WORK TO BE COMPLETED: Locate each line of the material that contains "tshirt", then return it.

++++++++++++++++++++

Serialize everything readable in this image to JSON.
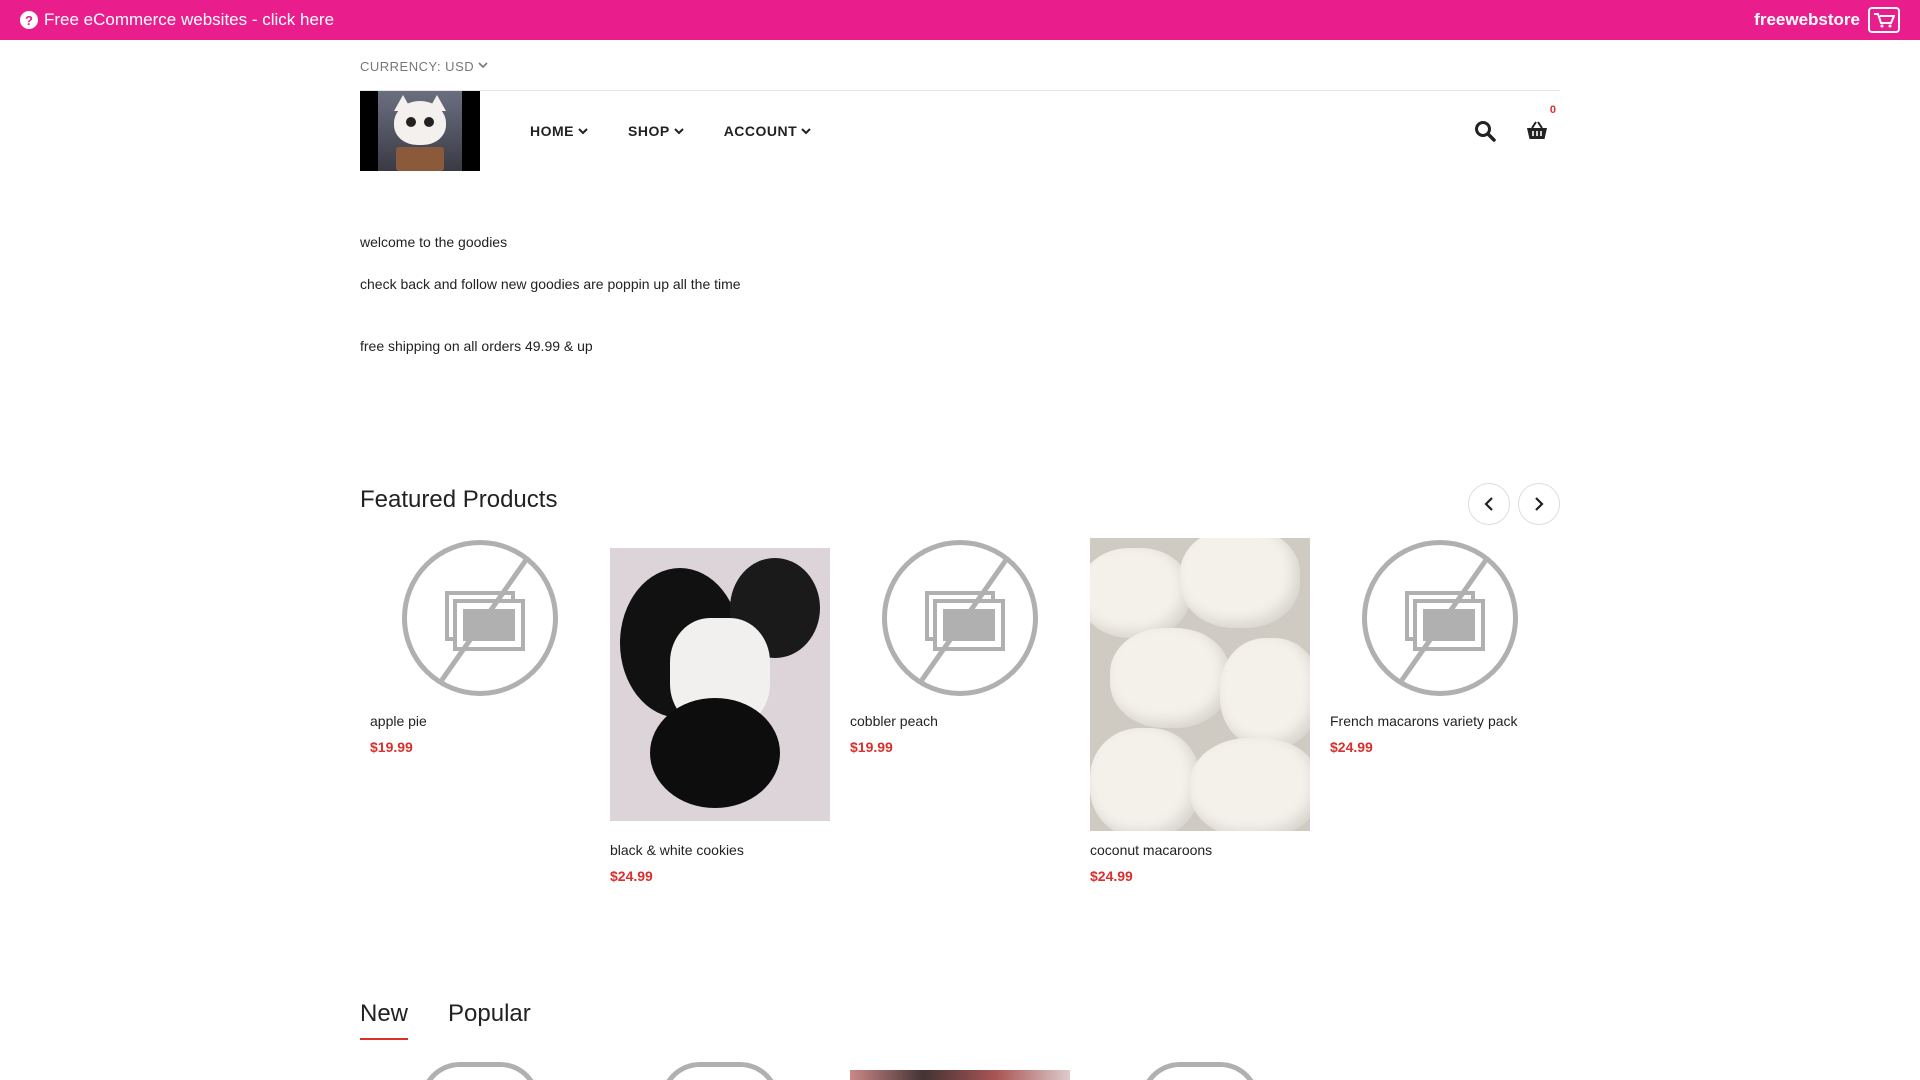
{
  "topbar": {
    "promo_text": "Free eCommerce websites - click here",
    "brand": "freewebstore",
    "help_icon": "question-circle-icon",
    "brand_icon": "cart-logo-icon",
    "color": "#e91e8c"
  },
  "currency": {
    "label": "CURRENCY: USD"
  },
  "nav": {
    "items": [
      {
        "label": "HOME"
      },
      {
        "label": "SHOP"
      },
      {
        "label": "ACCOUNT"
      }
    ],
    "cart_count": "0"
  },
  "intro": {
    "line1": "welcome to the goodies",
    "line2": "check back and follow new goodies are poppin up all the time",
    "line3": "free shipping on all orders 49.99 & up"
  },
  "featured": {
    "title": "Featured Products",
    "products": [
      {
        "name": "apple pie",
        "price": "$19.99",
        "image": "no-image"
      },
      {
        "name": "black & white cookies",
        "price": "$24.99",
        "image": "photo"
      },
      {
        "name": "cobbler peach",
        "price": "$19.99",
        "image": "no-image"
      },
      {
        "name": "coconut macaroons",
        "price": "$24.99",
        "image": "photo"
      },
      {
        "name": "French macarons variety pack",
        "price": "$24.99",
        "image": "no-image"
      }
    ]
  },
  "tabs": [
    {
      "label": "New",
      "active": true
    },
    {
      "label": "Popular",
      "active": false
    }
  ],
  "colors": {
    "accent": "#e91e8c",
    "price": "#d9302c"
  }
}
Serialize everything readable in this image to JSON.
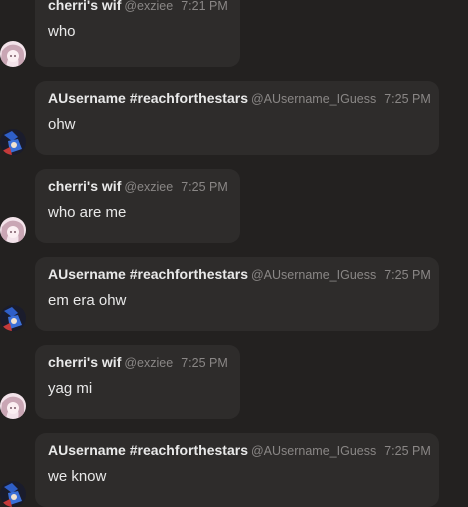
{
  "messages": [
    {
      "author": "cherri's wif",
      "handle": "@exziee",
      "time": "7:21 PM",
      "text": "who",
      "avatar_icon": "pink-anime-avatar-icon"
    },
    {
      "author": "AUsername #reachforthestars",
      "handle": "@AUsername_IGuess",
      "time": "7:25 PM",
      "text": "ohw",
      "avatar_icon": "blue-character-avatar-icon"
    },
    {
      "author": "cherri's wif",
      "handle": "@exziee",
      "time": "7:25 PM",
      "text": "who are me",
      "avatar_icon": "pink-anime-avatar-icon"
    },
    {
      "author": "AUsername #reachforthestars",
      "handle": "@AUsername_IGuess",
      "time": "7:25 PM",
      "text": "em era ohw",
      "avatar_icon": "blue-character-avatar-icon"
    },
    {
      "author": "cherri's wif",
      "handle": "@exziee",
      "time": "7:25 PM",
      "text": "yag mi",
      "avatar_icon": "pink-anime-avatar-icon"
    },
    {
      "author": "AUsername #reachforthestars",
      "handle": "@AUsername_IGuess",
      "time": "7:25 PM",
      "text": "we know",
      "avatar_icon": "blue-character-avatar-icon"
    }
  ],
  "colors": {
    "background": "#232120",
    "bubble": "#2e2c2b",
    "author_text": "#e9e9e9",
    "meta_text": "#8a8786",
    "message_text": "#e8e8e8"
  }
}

++++++++++++++++++++

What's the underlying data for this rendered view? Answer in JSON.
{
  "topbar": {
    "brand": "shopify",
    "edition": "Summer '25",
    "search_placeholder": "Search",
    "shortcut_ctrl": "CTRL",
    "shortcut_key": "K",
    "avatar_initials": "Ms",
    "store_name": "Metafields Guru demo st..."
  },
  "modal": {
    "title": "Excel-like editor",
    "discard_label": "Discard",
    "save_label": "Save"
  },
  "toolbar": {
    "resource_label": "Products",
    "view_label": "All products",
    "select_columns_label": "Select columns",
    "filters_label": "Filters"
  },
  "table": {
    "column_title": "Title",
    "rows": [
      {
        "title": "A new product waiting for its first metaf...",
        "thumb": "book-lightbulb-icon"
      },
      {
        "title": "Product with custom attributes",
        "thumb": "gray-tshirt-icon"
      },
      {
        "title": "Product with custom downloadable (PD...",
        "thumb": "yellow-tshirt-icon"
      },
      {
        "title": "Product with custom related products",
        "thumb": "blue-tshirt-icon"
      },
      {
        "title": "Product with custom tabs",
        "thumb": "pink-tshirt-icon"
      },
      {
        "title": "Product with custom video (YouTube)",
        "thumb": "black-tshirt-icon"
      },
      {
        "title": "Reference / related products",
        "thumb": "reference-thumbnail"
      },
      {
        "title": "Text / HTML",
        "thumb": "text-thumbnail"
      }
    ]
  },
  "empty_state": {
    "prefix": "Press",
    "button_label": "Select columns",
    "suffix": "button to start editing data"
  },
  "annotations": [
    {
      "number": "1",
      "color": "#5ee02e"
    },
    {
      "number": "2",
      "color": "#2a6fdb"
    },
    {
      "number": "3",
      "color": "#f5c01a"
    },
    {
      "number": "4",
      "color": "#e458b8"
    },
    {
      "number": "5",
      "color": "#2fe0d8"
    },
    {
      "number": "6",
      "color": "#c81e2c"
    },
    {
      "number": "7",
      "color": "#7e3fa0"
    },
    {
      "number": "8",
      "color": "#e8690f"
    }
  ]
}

++++++++++++++++++++

SOLUTION TO THIS TASK:
        "thumb": "gray-tshirt-icon"
        "thumb": "yellow-tshirt-icon"
        "thumb": "blue-tshirt-icon"
        "thumb": "pink-tshirt-icon"
        "thumb": "black-tshirt-icon"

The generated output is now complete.